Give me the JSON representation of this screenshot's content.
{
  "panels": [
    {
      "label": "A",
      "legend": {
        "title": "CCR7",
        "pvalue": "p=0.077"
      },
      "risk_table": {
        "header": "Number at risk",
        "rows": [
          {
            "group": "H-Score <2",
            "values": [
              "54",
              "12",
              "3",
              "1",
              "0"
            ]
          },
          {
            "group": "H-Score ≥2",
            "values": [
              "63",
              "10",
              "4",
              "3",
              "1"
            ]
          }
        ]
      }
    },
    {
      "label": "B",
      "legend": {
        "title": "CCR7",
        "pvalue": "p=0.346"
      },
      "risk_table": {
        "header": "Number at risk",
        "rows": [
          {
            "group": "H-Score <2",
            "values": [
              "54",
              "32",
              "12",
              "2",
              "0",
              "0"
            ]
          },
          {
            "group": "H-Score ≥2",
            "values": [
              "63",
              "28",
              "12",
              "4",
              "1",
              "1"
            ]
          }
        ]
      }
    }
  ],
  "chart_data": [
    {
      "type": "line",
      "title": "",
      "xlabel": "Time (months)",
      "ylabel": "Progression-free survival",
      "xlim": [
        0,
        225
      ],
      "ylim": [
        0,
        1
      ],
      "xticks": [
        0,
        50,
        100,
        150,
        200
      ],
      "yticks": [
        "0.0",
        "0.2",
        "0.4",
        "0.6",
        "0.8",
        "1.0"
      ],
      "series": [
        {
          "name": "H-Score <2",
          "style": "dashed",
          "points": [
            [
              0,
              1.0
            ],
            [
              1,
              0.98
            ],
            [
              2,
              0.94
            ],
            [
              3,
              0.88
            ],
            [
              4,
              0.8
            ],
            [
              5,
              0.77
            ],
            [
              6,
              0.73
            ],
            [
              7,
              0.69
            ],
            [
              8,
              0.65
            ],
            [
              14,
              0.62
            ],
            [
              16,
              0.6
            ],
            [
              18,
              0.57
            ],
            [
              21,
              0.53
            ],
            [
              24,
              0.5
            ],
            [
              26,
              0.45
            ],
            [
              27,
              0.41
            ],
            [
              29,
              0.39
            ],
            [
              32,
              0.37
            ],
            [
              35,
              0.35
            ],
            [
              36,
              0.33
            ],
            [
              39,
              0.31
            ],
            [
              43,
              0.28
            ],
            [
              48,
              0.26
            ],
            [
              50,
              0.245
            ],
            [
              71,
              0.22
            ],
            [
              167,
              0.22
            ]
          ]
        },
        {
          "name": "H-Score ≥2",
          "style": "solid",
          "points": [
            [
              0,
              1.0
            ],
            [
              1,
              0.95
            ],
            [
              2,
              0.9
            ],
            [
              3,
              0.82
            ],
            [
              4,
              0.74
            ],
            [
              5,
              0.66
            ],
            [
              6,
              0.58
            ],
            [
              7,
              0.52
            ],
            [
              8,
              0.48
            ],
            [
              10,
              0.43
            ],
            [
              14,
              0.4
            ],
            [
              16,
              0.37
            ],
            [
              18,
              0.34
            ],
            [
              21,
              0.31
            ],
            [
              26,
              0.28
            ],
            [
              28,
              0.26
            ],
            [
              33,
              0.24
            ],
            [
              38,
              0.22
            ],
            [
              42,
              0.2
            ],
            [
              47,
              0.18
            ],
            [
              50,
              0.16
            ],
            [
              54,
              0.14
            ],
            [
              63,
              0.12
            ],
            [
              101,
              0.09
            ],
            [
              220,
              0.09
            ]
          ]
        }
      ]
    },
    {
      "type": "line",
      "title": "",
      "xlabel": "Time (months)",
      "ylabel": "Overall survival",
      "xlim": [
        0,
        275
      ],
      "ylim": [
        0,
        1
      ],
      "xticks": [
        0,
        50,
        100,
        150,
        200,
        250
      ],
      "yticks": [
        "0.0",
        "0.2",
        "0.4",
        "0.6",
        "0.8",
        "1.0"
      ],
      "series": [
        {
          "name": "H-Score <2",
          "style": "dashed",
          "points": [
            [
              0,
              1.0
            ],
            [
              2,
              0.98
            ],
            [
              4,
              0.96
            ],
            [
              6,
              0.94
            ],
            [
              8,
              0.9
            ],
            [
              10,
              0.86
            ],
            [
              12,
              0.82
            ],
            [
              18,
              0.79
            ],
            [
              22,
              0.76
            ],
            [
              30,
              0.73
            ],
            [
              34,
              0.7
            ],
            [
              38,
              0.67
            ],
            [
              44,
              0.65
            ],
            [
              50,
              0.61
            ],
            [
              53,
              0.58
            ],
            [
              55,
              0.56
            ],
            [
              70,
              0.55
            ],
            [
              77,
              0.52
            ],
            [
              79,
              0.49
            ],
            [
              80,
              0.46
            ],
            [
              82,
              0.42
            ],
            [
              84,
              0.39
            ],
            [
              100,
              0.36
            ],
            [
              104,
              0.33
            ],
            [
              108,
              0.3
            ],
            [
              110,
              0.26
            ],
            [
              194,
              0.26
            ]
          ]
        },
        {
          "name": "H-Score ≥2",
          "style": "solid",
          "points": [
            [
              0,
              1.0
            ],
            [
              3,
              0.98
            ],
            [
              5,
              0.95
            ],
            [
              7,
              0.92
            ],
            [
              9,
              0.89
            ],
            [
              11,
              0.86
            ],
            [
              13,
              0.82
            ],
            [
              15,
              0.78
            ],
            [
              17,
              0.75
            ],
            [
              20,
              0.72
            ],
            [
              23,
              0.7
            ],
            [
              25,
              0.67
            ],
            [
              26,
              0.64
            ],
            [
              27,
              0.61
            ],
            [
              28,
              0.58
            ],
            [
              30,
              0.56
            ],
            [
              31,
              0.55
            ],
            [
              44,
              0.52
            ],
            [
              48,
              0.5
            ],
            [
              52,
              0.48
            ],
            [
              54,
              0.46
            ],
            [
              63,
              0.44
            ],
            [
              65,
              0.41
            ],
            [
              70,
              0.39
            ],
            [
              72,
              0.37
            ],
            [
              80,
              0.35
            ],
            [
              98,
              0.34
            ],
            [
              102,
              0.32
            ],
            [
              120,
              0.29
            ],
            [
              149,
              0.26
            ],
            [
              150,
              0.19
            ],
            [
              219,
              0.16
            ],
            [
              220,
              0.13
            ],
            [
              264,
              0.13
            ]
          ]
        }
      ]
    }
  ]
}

──────────────────────────────

**Instructions for the task**
All of the records must be repeated exactly.

**Final result**
Give me the JSON representation of this screenshot's content.
{
  "panels": [
    {
      "label": "A",
      "legend": {
        "title": "CCR7",
        "pvalue": "p=0.077"
      },
      "risk_table": {
        "header": "Number at risk",
        "rows": [
          {
            "group": "H-Score <2",
            "values": [
              "54",
              "12",
              "3",
              "1",
              "0"
            ]
          },
          {
            "group": "H-Score ≥2",
            "values": [
              "63",
              "10",
              "4",
              "3",
              "1"
            ]
          }
        ]
      }
    },
    {
      "label": "B",
      "legend": {
        "title": "CCR7",
        "pvalue": "p=0.346"
      },
      "risk_table": {
        "header": "Number at risk",
        "rows": [
          {
            "group": "H-Score <2",
            "values": [
              "54",
              "32",
              "12",
              "2",
              "0",
              "0"
            ]
          },
          {
            "group": "H-Score ≥2",
            "values": [
              "63",
              "28",
              "12",
              "4",
              "1",
              "1"
            ]
          }
        ]
      }
    }
  ],
  "chart_data": [
    {
      "type": "line",
      "title": "",
      "xlabel": "Time (months)",
      "ylabel": "Progression-free survival",
      "xlim": [
        0,
        225
      ],
      "ylim": [
        0,
        1
      ],
      "xticks": [
        0,
        50,
        100,
        150,
        200
      ],
      "yticks": [
        "0.0",
        "0.2",
        "0.4",
        "0.6",
        "0.8",
        "1.0"
      ],
      "series": [
        {
          "name": "H-Score <2",
          "style": "dashed",
          "points": [
            [
              0,
              1.0
            ],
            [
              1,
              0.98
            ],
            [
              2,
              0.94
            ],
            [
              3,
              0.88
            ],
            [
              4,
              0.8
            ],
            [
              5,
              0.77
            ],
            [
              6,
              0.73
            ],
            [
              7,
              0.69
            ],
            [
              8,
              0.65
            ],
            [
              14,
              0.62
            ],
            [
              16,
              0.6
            ],
            [
              18,
              0.57
            ],
            [
              21,
              0.53
            ],
            [
              24,
              0.5
            ],
            [
              26,
              0.45
            ],
            [
              27,
              0.41
            ],
            [
              29,
              0.39
            ],
            [
              32,
              0.37
            ],
            [
              35,
              0.35
            ],
            [
              36,
              0.33
            ],
            [
              39,
              0.31
            ],
            [
              43,
              0.28
            ],
            [
              48,
              0.26
            ],
            [
              50,
              0.245
            ],
            [
              71,
              0.22
            ],
            [
              167,
              0.22
            ]
          ]
        },
        {
          "name": "H-Score ≥2",
          "style": "solid",
          "points": [
            [
              0,
              1.0
            ],
            [
              1,
              0.95
            ],
            [
              2,
              0.9
            ],
            [
              3,
              0.82
            ],
            [
              4,
              0.74
            ],
            [
              5,
              0.66
            ],
            [
              6,
              0.58
            ],
            [
              7,
              0.52
            ],
            [
              8,
              0.48
            ],
            [
              10,
              0.43
            ],
            [
              14,
              0.4
            ],
            [
              16,
              0.37
            ],
            [
              18,
              0.34
            ],
            [
              21,
              0.31
            ],
            [
              26,
              0.28
            ],
            [
              28,
              0.26
            ],
            [
              33,
              0.24
            ],
            [
              38,
              0.22
            ],
            [
              42,
              0.2
            ],
            [
              47,
              0.18
            ],
            [
              50,
              0.16
            ],
            [
              54,
              0.14
            ],
            [
              63,
              0.12
            ],
            [
              101,
              0.09
            ],
            [
              220,
              0.09
            ]
          ]
        }
      ]
    },
    {
      "type": "line",
      "title": "",
      "xlabel": "Time (months)",
      "ylabel": "Overall survival",
      "xlim": [
        0,
        275
      ],
      "ylim": [
        0,
        1
      ],
      "xticks": [
        0,
        50,
        100,
        150,
        200,
        250
      ],
      "yticks": [
        "0.0",
        "0.2",
        "0.4",
        "0.6",
        "0.8",
        "1.0"
      ],
      "series": [
        {
          "name": "H-Score <2",
          "style": "dashed",
          "points": [
            [
              0,
              1.0
            ],
            [
              2,
              0.98
            ],
            [
              4,
              0.96
            ],
            [
              6,
              0.94
            ],
            [
              8,
              0.9
            ],
            [
              10,
              0.86
            ],
            [
              12,
              0.82
            ],
            [
              18,
              0.79
            ],
            [
              22,
              0.76
            ],
            [
              30,
              0.73
            ],
            [
              34,
              0.7
            ],
            [
              38,
              0.67
            ],
            [
              44,
              0.65
            ],
            [
              50,
              0.61
            ],
            [
              53,
              0.58
            ],
            [
              55,
              0.56
            ],
            [
              70,
              0.55
            ],
            [
              77,
              0.52
            ],
            [
              79,
              0.49
            ],
            [
              80,
              0.46
            ],
            [
              82,
              0.42
            ],
            [
              84,
              0.39
            ],
            [
              100,
              0.36
            ],
            [
              104,
              0.33
            ],
            [
              108,
              0.3
            ],
            [
              110,
              0.26
            ],
            [
              194,
              0.26
            ]
          ]
        },
        {
          "name": "H-Score ≥2",
          "style": "solid",
          "points": [
            [
              0,
              1.0
            ],
            [
              3,
              0.98
            ],
            [
              5,
              0.95
            ],
            [
              7,
              0.92
            ],
            [
              9,
              0.89
            ],
            [
              11,
              0.86
            ],
            [
              13,
              0.82
            ],
            [
              15,
              0.78
            ],
            [
              17,
              0.75
            ],
            [
              20,
              0.72
            ],
            [
              23,
              0.7
            ],
            [
              25,
              0.67
            ],
            [
              26,
              0.64
            ],
            [
              27,
              0.61
            ],
            [
              28,
              0.58
            ],
            [
              30,
              0.56
            ],
            [
              31,
              0.55
            ],
            [
              44,
              0.52
            ],
            [
              48,
              0.5
            ],
            [
              52,
              0.48
            ],
            [
              54,
              0.46
            ],
            [
              63,
              0.44
            ],
            [
              65,
              0.41
            ],
            [
              70,
              0.39
            ],
            [
              72,
              0.37
            ],
            [
              80,
              0.35
            ],
            [
              98,
              0.34
            ],
            [
              102,
              0.32
            ],
            [
              120,
              0.29
            ],
            [
              149,
              0.26
            ],
            [
              150,
              0.19
            ],
            [
              219,
              0.16
            ],
            [
              220,
              0.13
            ],
            [
              264,
              0.13
            ]
          ]
        }
      ]
    }
  ]
}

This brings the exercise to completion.